(Annotated element entries)
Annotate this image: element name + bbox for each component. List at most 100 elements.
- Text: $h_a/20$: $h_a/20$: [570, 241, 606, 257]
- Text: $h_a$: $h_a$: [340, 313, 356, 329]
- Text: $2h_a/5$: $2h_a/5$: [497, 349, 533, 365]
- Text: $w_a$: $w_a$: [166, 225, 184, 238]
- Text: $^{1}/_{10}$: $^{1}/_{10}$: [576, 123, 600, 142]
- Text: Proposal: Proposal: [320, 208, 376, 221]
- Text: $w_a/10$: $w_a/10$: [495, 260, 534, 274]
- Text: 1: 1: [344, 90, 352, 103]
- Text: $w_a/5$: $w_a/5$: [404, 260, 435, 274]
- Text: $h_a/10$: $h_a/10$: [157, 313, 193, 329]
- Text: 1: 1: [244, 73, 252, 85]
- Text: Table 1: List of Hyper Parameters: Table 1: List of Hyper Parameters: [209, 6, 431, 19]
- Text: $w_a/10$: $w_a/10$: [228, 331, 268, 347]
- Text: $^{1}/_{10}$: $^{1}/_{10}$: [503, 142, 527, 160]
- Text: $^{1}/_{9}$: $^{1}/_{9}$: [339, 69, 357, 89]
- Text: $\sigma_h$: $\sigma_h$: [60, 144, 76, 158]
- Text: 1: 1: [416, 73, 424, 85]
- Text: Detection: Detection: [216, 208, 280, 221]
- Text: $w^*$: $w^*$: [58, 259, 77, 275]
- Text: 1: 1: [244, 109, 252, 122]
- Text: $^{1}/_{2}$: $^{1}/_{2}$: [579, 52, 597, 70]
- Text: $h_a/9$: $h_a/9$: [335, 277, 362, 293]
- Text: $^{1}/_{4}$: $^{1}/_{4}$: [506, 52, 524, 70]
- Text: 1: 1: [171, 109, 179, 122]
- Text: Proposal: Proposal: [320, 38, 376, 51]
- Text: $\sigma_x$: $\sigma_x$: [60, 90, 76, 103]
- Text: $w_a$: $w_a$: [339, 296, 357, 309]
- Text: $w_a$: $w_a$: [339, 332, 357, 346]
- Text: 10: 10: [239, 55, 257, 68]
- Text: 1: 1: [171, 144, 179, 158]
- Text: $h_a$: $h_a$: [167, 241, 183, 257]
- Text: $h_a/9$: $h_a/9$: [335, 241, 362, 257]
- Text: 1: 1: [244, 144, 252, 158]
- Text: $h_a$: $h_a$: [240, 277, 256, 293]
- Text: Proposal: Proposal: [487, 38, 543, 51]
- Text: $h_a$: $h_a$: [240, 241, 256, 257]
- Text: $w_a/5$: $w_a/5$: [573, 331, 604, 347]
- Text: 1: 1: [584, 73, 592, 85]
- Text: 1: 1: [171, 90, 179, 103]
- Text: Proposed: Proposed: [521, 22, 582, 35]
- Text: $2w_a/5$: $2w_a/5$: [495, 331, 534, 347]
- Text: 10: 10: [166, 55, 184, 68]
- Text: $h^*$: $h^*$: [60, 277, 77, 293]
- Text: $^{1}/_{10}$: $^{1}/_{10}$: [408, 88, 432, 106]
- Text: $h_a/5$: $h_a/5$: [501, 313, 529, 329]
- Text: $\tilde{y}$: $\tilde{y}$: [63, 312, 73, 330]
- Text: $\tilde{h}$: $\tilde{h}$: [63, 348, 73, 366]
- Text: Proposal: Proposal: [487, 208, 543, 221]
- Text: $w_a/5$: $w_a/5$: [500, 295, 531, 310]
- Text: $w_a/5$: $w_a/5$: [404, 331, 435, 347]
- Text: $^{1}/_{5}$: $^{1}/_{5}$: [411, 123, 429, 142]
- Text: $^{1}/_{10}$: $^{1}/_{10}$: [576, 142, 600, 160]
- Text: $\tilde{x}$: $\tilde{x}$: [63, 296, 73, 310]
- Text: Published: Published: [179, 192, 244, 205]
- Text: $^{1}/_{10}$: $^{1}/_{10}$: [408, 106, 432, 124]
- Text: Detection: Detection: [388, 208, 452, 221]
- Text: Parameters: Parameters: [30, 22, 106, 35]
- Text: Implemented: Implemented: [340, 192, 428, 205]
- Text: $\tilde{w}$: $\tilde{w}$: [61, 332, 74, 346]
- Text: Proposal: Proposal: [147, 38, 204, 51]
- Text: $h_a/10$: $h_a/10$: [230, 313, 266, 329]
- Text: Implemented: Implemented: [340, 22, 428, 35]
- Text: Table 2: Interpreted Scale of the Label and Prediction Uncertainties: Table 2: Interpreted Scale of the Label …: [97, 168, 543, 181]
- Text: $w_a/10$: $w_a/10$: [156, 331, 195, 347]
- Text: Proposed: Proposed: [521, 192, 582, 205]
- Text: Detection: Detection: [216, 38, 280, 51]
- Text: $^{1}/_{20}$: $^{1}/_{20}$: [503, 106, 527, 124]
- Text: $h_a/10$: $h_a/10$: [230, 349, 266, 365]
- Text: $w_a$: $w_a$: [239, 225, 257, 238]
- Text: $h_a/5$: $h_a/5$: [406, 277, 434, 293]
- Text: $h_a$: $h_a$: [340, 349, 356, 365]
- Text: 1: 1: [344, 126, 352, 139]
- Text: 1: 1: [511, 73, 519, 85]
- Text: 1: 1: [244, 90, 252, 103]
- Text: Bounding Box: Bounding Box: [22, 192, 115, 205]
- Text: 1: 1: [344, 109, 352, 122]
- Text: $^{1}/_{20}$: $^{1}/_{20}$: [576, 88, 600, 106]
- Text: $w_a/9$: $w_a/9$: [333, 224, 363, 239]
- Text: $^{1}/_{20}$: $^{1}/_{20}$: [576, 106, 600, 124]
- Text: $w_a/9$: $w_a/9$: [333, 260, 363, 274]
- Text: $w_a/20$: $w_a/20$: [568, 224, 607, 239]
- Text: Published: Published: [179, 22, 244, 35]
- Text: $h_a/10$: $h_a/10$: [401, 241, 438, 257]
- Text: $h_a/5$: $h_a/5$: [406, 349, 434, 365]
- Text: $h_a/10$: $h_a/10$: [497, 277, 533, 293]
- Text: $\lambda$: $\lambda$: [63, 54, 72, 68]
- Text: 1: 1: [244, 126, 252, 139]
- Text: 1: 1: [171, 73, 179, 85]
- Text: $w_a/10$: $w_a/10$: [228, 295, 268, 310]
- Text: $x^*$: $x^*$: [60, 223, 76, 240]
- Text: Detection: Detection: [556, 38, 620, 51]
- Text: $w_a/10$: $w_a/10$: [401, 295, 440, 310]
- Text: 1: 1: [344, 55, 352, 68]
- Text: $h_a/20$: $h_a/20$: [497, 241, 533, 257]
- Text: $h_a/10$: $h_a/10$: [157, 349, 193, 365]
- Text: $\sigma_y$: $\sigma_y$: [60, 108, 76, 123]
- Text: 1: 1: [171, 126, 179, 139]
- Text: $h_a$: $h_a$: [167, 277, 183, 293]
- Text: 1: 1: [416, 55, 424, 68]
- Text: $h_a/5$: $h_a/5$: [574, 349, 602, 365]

◆ **The problem**:
Locate every line in the records above that contains the string "Implemented" and copy each one, treating case as significant.

◆ **Response**:
- Text: Implemented: Implemented: [340, 192, 428, 205]
- Text: Implemented: Implemented: [340, 22, 428, 35]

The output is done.